--- START OF Records for the task ---

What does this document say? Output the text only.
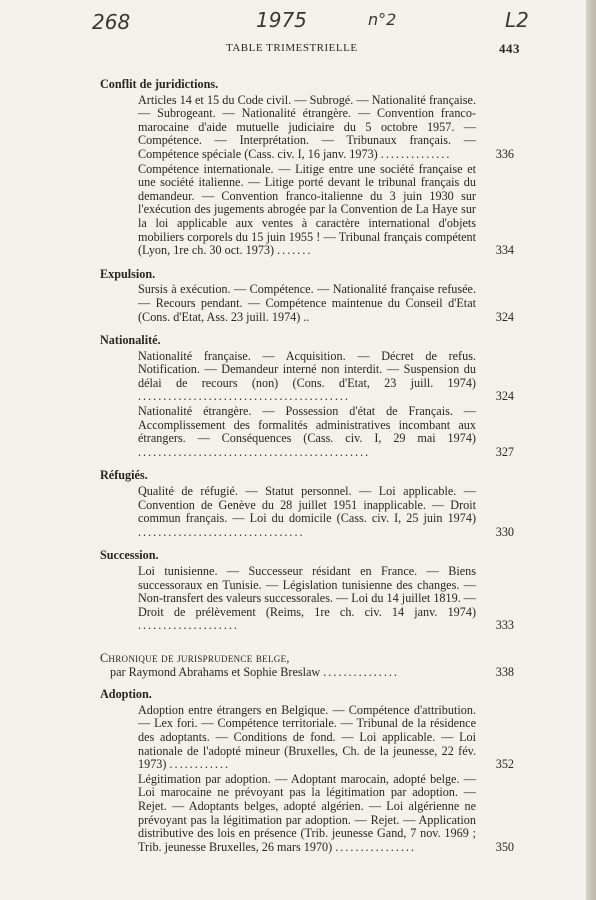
268	1975	n°2	L2
TABLE TRIMESTRIELLE	443
Conflit de juridictions.
Articles 14 et 15 du Code civil. — Subrogé. — Nationalité française. — Subrogeant. — Nationalité étrangère. — Convention franco-marocaine d'aide mutuelle judiciaire du 5 octobre 1957. — Compétence. — Interprétation. — Tribunaux français. — Compétence spéciale (Cass. civ. I, 16 janv. 1973) ..............	336
Compétence internationale. — Litige entre une société française et une société italienne. — Litige porté devant le tribunal français du demandeur. — Convention franco-italienne du 3 juin 1930 sur l'exécution des jugements abrogée par la Convention de La Haye sur la loi applicable aux ventes à caractère international d'objets mobiliers corporels du 15 juin 1955 ! — Tribunal français compétent (Lyon, 1re ch. 30 oct. 1973) .......	334
Expulsion.
Sursis à exécution. — Compétence. — Nationalité française refusée. — Recours pendant. — Compétence maintenue du Conseil d'Etat (Cons. d'Etat, Ass. 23 juill. 1974) ..	324
Nationalité.
Nationalité française. — Acquisition. — Décret de refus. Notification. — Demandeur interné non interdit. — Suspension du délai de recours (non) (Cons. d'Etat, 23 juill. 1974) ..........................................	324
Nationalité étrangère. — Possession d'état de Français. — Accomplissement des formalités administratives incombant aux étrangers. — Conséquences (Cass. civ. I, 29 mai 1974) ..............................................	327
Réfugiés.
Qualité de réfugié. — Statut personnel. — Loi applicable. — Convention de Genève du 28 juillet 1951 inapplicable. — Droit commun français. — Loi du domicile (Cass. civ. I, 25 juin 1974) .................................	330
Succession.
Loi tunisienne. — Successeur résidant en France. — Biens successoraux en Tunisie. — Législation tunisienne des changes. — Non-transfert des valeurs successorales. — Loi du 14 juillet 1819. — Droit de prélèvement (Reims, 1re ch. civ. 14 janv. 1974) ....................	333
Chronique de jurisprudence belge,
par Raymond Abrahams et Sophie Breslaw ...............	338
Adoption.
Adoption entre étrangers en Belgique. — Compétence d'attribution. — Lex fori. — Compétence territoriale. — Tribunal de la résidence des adoptants. — Conditions de fond. — Loi applicable. — Loi nationale de l'adopté mineur (Bruxelles, Ch. de la jeunesse, 22 fév. 1973) ............	352
Légitimation par adoption. — Adoptant marocain, adopté belge. — Loi marocaine ne prévoyant pas la légitimation par adoption. — Rejet. — Adoptants belges, adopté algérien. — Loi algérienne ne prévoyant pas la légitimation par adoption. — Rejet. — Application distributive des lois en présence (Trib. jeunesse Gand, 7 nov. 1969 ; Trib. jeunesse Bruxelles, 26 mars 1970) ................	350
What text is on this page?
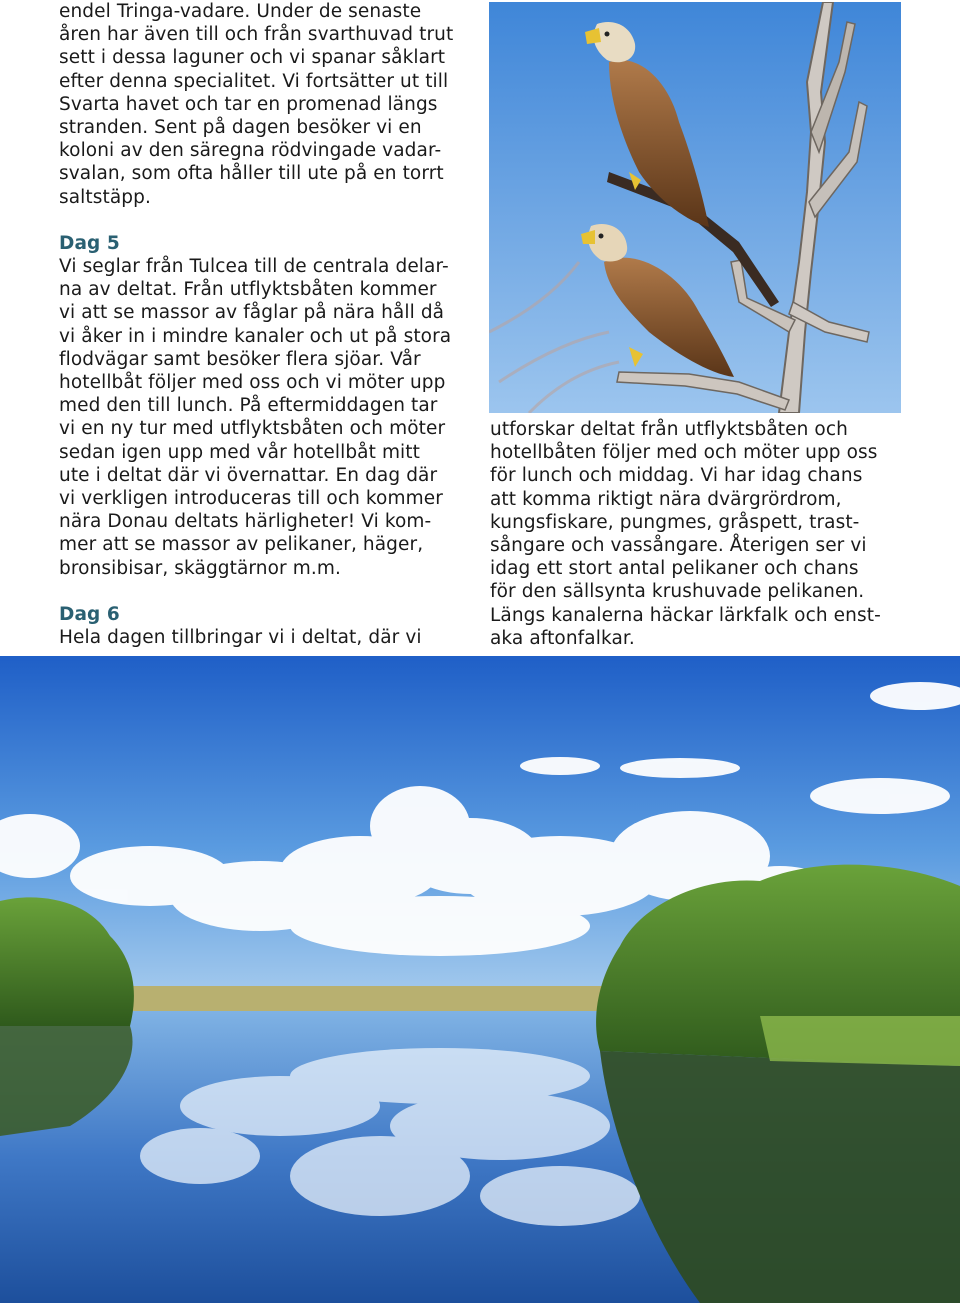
endel Tringa-vadare. Under de senaste

åren har även till och från svarthuvad trut

sett i dessa laguner och vi spanar såklart

efter denna specialitet. Vi fortsätter ut till

Svarta havet och tar en promenad längs

stranden. Sent på dagen besöker vi en

koloni av den säregna rödvingade vadar-

svalan, som ofta håller till ute på en torrt

saltstäpp.

Dag 5

Vi seglar från Tulcea till de centrala delar-

na av deltat. Från utflyktsbåten kommer

vi att se massor av fåglar på nära håll då

vi åker in i mindre kanaler och ut på stora

flodvägar samt besöker flera sjöar. Vår

hotellbåt följer med oss och vi möter upp

med den till lunch. På eftermiddagen tar

vi en ny tur med utflyktsbåten och möter

sedan igen upp med vår hotellbåt mitt

ute i deltat där vi övernattar. En dag där

vi verkligen introduceras till och kommer

nära Donau deltats härligheter! Vi kom-

mer att se massor av pelikaner, häger,

bronsibisar, skäggtärnor m.m.

Dag 6

Hela dagen tillbringar vi i deltat, där vi

utforskar deltat från utflyktsbåten och

hotellbåten följer med och möter upp oss

för lunch och middag. Vi har idag chans

att komma riktigt nära dvärgrördrom,

kungsfiskare, pungmes, gråspett, trast-

sångare och vassångare. Återigen ser vi

idag ett stort antal pelikaner och chans

för den sällsynta krushuvade pelikanen.

Längs kanalerna häckar lärkfalk och enst-

aka aftonfalkar.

--- END OF Records for the task ---

» **Your instructions**
State how many lines of the records above contain "Convention", with no words besides the number.

» **Task output**
3